**Problem details:** Look through the data for the string "ylabel". Copy every line where it is found.

─── Records for the task

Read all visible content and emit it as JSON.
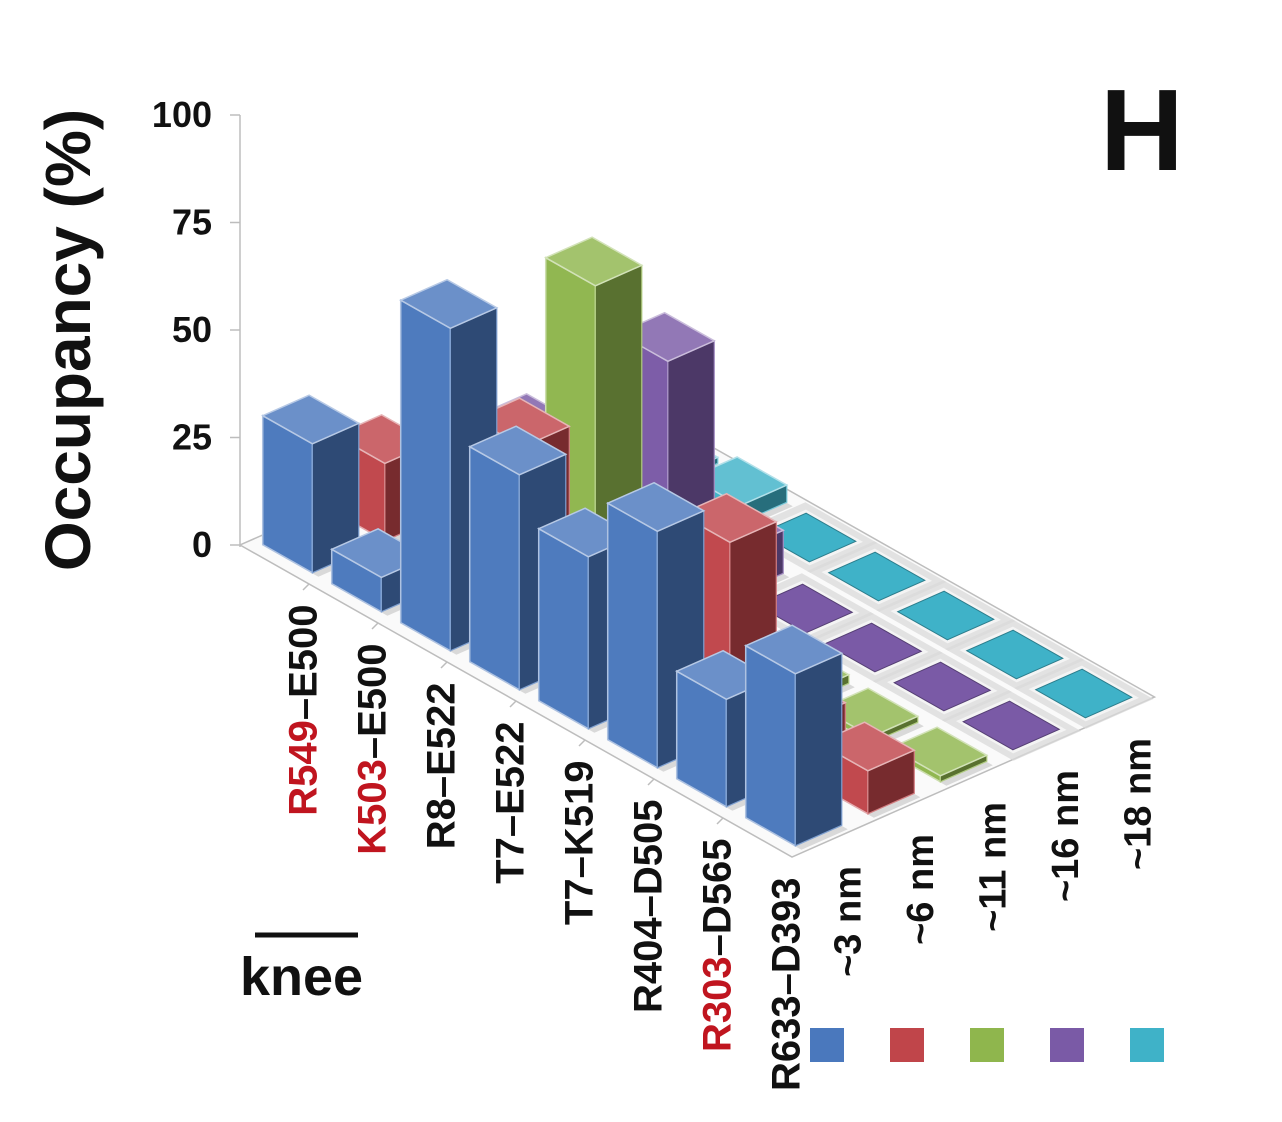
{
  "panel_letter": "H",
  "colors": {
    "~3 nm": "#4a78bd",
    "~6 nm": "#c0454a",
    "~11 nm": "#8fb64d",
    "~16 nm": "#7a5aa6",
    "~18 nm": "#3fb2c8"
  },
  "knee_label": "knee",
  "chart_data": {
    "type": "bar3d",
    "title": "",
    "ylabel": "Occupancy (%)",
    "ylim": [
      0,
      100
    ],
    "yticks": [
      0,
      25,
      50,
      75,
      100
    ],
    "grid": false,
    "legend": "bottom-right",
    "pairs": [
      {
        "label": "R549–E500",
        "parts": [
          {
            "text": "R549",
            "red": true
          },
          {
            "text": "–E500",
            "red": false
          }
        ]
      },
      {
        "label": "K503–E500",
        "parts": [
          {
            "text": "K503",
            "red": true
          },
          {
            "text": "–E500",
            "red": false
          }
        ]
      },
      {
        "label": "R8–E522",
        "parts": [
          {
            "text": "R8–E522",
            "red": false
          }
        ]
      },
      {
        "label": "T7–E522",
        "parts": [
          {
            "text": "T7–E522",
            "red": false
          }
        ]
      },
      {
        "label": "T7–K519",
        "parts": [
          {
            "text": "T7–K519",
            "red": false
          }
        ]
      },
      {
        "label": "R404–D505",
        "parts": [
          {
            "text": "R404–D505",
            "red": false
          }
        ]
      },
      {
        "label": "R303–D565",
        "parts": [
          {
            "text": "R303",
            "red": true
          },
          {
            "text": "–D565",
            "red": false
          }
        ]
      },
      {
        "label": "R633–D393",
        "parts": [
          {
            "text": "R633–D393",
            "red": false
          }
        ]
      }
    ],
    "series": [
      {
        "name": "~3 nm",
        "values": [
          30,
          8,
          75,
          50,
          40,
          55,
          25,
          40
        ]
      },
      {
        "name": "~6 nm",
        "values": [
          18,
          5,
          40,
          1,
          3,
          45,
          12,
          10
        ]
      },
      {
        "name": "~11 nm",
        "values": [
          2,
          1,
          70,
          20,
          0,
          2,
          1,
          1
        ]
      },
      {
        "name": "~16 nm",
        "values": [
          8,
          2,
          45,
          10,
          0,
          0,
          0,
          0
        ]
      },
      {
        "name": "~18 nm",
        "values": [
          3,
          1,
          4,
          0,
          0,
          0,
          0,
          0
        ]
      }
    ]
  }
}
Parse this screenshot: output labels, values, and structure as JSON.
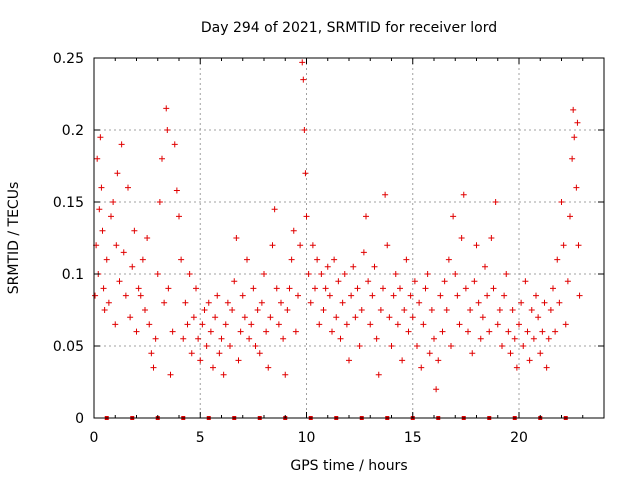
{
  "chart_data": {
    "type": "scatter",
    "title": "Day 294 of 2021, SRMTID for receiver lord",
    "xlabel": "GPS time / hours",
    "ylabel": "SRMTID / TECUs",
    "xlim": [
      0,
      24
    ],
    "ylim": [
      0,
      0.25
    ],
    "x_ticks": [
      0,
      5,
      10,
      15,
      20
    ],
    "x_tick_labels": [
      "0",
      "5",
      "10",
      "15",
      "20"
    ],
    "y_ticks": [
      0,
      0.05,
      0.1,
      0.15,
      0.2,
      0.25
    ],
    "y_tick_labels": [
      "0",
      "0.05",
      "0.1",
      "0.15",
      "0.2",
      "0.25"
    ],
    "grid": true,
    "marker": "+",
    "color": "#e00000",
    "series": [
      {
        "name": "SRMTID",
        "points": [
          [
            0.05,
            0.085
          ],
          [
            0.1,
            0.12
          ],
          [
            0.15,
            0.18
          ],
          [
            0.2,
            0.1
          ],
          [
            0.25,
            0.145
          ],
          [
            0.3,
            0.195
          ],
          [
            0.35,
            0.16
          ],
          [
            0.4,
            0.13
          ],
          [
            0.45,
            0.09
          ],
          [
            0.5,
            0.075
          ],
          [
            0.6,
            0.11
          ],
          [
            0.7,
            0.08
          ],
          [
            0.8,
            0.14
          ],
          [
            0.9,
            0.15
          ],
          [
            1.0,
            0.065
          ],
          [
            1.05,
            0.12
          ],
          [
            1.1,
            0.17
          ],
          [
            1.2,
            0.095
          ],
          [
            1.3,
            0.19
          ],
          [
            1.4,
            0.115
          ],
          [
            1.5,
            0.085
          ],
          [
            1.6,
            0.16
          ],
          [
            1.7,
            0.07
          ],
          [
            1.8,
            0.105
          ],
          [
            1.9,
            0.13
          ],
          [
            2.0,
            0.06
          ],
          [
            2.1,
            0.09
          ],
          [
            2.2,
            0.085
          ],
          [
            2.3,
            0.11
          ],
          [
            2.4,
            0.075
          ],
          [
            2.5,
            0.125
          ],
          [
            2.6,
            0.065
          ],
          [
            2.7,
            0.045
          ],
          [
            2.8,
            0.035
          ],
          [
            2.9,
            0.055
          ],
          [
            3.0,
            0.1
          ],
          [
            3.1,
            0.15
          ],
          [
            3.2,
            0.18
          ],
          [
            3.3,
            0.08
          ],
          [
            3.4,
            0.215
          ],
          [
            3.45,
            0.2
          ],
          [
            3.5,
            0.09
          ],
          [
            3.6,
            0.03
          ],
          [
            3.7,
            0.06
          ],
          [
            3.8,
            0.19
          ],
          [
            3.9,
            0.158
          ],
          [
            4.0,
            0.14
          ],
          [
            4.1,
            0.11
          ],
          [
            4.2,
            0.055
          ],
          [
            4.3,
            0.08
          ],
          [
            4.4,
            0.065
          ],
          [
            4.5,
            0.1
          ],
          [
            4.6,
            0.045
          ],
          [
            4.7,
            0.07
          ],
          [
            4.8,
            0.09
          ],
          [
            4.9,
            0.055
          ],
          [
            5.0,
            0.04
          ],
          [
            5.1,
            0.065
          ],
          [
            5.2,
            0.075
          ],
          [
            5.3,
            0.05
          ],
          [
            5.4,
            0.08
          ],
          [
            5.5,
            0.06
          ],
          [
            5.6,
            0.035
          ],
          [
            5.7,
            0.07
          ],
          [
            5.8,
            0.085
          ],
          [
            5.9,
            0.045
          ],
          [
            6.0,
            0.055
          ],
          [
            6.1,
            0.03
          ],
          [
            6.2,
            0.065
          ],
          [
            6.3,
            0.08
          ],
          [
            6.4,
            0.05
          ],
          [
            6.5,
            0.075
          ],
          [
            6.6,
            0.095
          ],
          [
            6.7,
            0.125
          ],
          [
            6.8,
            0.04
          ],
          [
            6.9,
            0.06
          ],
          [
            7.0,
            0.085
          ],
          [
            7.1,
            0.07
          ],
          [
            7.2,
            0.11
          ],
          [
            7.3,
            0.055
          ],
          [
            7.4,
            0.065
          ],
          [
            7.5,
            0.09
          ],
          [
            7.6,
            0.05
          ],
          [
            7.7,
            0.075
          ],
          [
            7.8,
            0.045
          ],
          [
            7.9,
            0.08
          ],
          [
            8.0,
            0.1
          ],
          [
            8.1,
            0.06
          ],
          [
            8.2,
            0.035
          ],
          [
            8.3,
            0.07
          ],
          [
            8.4,
            0.12
          ],
          [
            8.5,
            0.145
          ],
          [
            8.6,
            0.09
          ],
          [
            8.7,
            0.065
          ],
          [
            8.8,
            0.08
          ],
          [
            8.9,
            0.055
          ],
          [
            9.0,
            0.03
          ],
          [
            9.1,
            0.075
          ],
          [
            9.2,
            0.09
          ],
          [
            9.3,
            0.11
          ],
          [
            9.4,
            0.13
          ],
          [
            9.5,
            0.06
          ],
          [
            9.6,
            0.085
          ],
          [
            9.7,
            0.12
          ],
          [
            9.8,
            0.247
          ],
          [
            9.85,
            0.235
          ],
          [
            9.9,
            0.2
          ],
          [
            9.95,
            0.17
          ],
          [
            10.0,
            0.14
          ],
          [
            10.1,
            0.1
          ],
          [
            10.2,
            0.08
          ],
          [
            10.3,
            0.12
          ],
          [
            10.4,
            0.09
          ],
          [
            10.5,
            0.11
          ],
          [
            10.6,
            0.065
          ],
          [
            10.7,
            0.1
          ],
          [
            10.8,
            0.075
          ],
          [
            10.9,
            0.09
          ],
          [
            11.0,
            0.105
          ],
          [
            11.1,
            0.085
          ],
          [
            11.2,
            0.06
          ],
          [
            11.3,
            0.11
          ],
          [
            11.4,
            0.07
          ],
          [
            11.5,
            0.095
          ],
          [
            11.6,
            0.055
          ],
          [
            11.7,
            0.08
          ],
          [
            11.8,
            0.1
          ],
          [
            11.9,
            0.065
          ],
          [
            12.0,
            0.04
          ],
          [
            12.1,
            0.085
          ],
          [
            12.2,
            0.105
          ],
          [
            12.3,
            0.07
          ],
          [
            12.4,
            0.09
          ],
          [
            12.5,
            0.05
          ],
          [
            12.6,
            0.075
          ],
          [
            12.7,
            0.115
          ],
          [
            12.8,
            0.14
          ],
          [
            12.9,
            0.095
          ],
          [
            13.0,
            0.065
          ],
          [
            13.1,
            0.085
          ],
          [
            13.2,
            0.105
          ],
          [
            13.3,
            0.055
          ],
          [
            13.4,
            0.03
          ],
          [
            13.5,
            0.075
          ],
          [
            13.6,
            0.09
          ],
          [
            13.7,
            0.155
          ],
          [
            13.8,
            0.12
          ],
          [
            13.9,
            0.07
          ],
          [
            14.0,
            0.05
          ],
          [
            14.1,
            0.085
          ],
          [
            14.2,
            0.1
          ],
          [
            14.3,
            0.065
          ],
          [
            14.4,
            0.09
          ],
          [
            14.5,
            0.04
          ],
          [
            14.6,
            0.075
          ],
          [
            14.7,
            0.11
          ],
          [
            14.8,
            0.06
          ],
          [
            14.9,
            0.085
          ],
          [
            15.0,
            0.07
          ],
          [
            15.1,
            0.095
          ],
          [
            15.2,
            0.05
          ],
          [
            15.3,
            0.08
          ],
          [
            15.4,
            0.035
          ],
          [
            15.5,
            0.065
          ],
          [
            15.6,
            0.09
          ],
          [
            15.7,
            0.1
          ],
          [
            15.8,
            0.045
          ],
          [
            15.9,
            0.075
          ],
          [
            16.0,
            0.055
          ],
          [
            16.1,
            0.02
          ],
          [
            16.2,
            0.04
          ],
          [
            16.3,
            0.085
          ],
          [
            16.4,
            0.06
          ],
          [
            16.5,
            0.095
          ],
          [
            16.6,
            0.075
          ],
          [
            16.7,
            0.11
          ],
          [
            16.8,
            0.05
          ],
          [
            16.9,
            0.14
          ],
          [
            17.0,
            0.1
          ],
          [
            17.1,
            0.085
          ],
          [
            17.2,
            0.065
          ],
          [
            17.3,
            0.125
          ],
          [
            17.4,
            0.155
          ],
          [
            17.5,
            0.09
          ],
          [
            17.6,
            0.06
          ],
          [
            17.7,
            0.075
          ],
          [
            17.8,
            0.045
          ],
          [
            17.9,
            0.095
          ],
          [
            18.0,
            0.12
          ],
          [
            18.1,
            0.08
          ],
          [
            18.2,
            0.055
          ],
          [
            18.3,
            0.07
          ],
          [
            18.4,
            0.105
          ],
          [
            18.5,
            0.085
          ],
          [
            18.6,
            0.06
          ],
          [
            18.7,
            0.125
          ],
          [
            18.8,
            0.09
          ],
          [
            18.9,
            0.15
          ],
          [
            19.0,
            0.065
          ],
          [
            19.1,
            0.075
          ],
          [
            19.2,
            0.05
          ],
          [
            19.3,
            0.085
          ],
          [
            19.4,
            0.1
          ],
          [
            19.5,
            0.06
          ],
          [
            19.6,
            0.045
          ],
          [
            19.7,
            0.075
          ],
          [
            19.8,
            0.055
          ],
          [
            19.9,
            0.035
          ],
          [
            20.0,
            0.065
          ],
          [
            20.1,
            0.08
          ],
          [
            20.2,
            0.05
          ],
          [
            20.3,
            0.095
          ],
          [
            20.4,
            0.06
          ],
          [
            20.5,
            0.04
          ],
          [
            20.6,
            0.075
          ],
          [
            20.7,
            0.055
          ],
          [
            20.8,
            0.085
          ],
          [
            20.9,
            0.07
          ],
          [
            21.0,
            0.045
          ],
          [
            21.1,
            0.06
          ],
          [
            21.2,
            0.08
          ],
          [
            21.3,
            0.035
          ],
          [
            21.4,
            0.055
          ],
          [
            21.5,
            0.075
          ],
          [
            21.6,
            0.09
          ],
          [
            21.7,
            0.06
          ],
          [
            21.8,
            0.11
          ],
          [
            21.9,
            0.08
          ],
          [
            22.0,
            0.15
          ],
          [
            22.1,
            0.12
          ],
          [
            22.2,
            0.065
          ],
          [
            22.3,
            0.095
          ],
          [
            22.4,
            0.14
          ],
          [
            22.5,
            0.18
          ],
          [
            22.55,
            0.214
          ],
          [
            22.6,
            0.195
          ],
          [
            22.7,
            0.16
          ],
          [
            22.75,
            0.205
          ],
          [
            22.8,
            0.12
          ],
          [
            22.85,
            0.085
          ]
        ]
      }
    ],
    "baseline_markers": {
      "y": 0,
      "x": [
        0.6,
        1.8,
        3.0,
        4.2,
        5.4,
        6.6,
        7.8,
        9.0,
        10.2,
        11.4,
        12.6,
        13.8,
        15.0,
        16.2,
        17.4,
        18.6,
        19.8,
        21.0,
        22.2
      ]
    }
  }
}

──────

**Answer to the problem:**
    "ylabel": "Occupancy (%)",
    "ylabel": "SRMTID / TECUs",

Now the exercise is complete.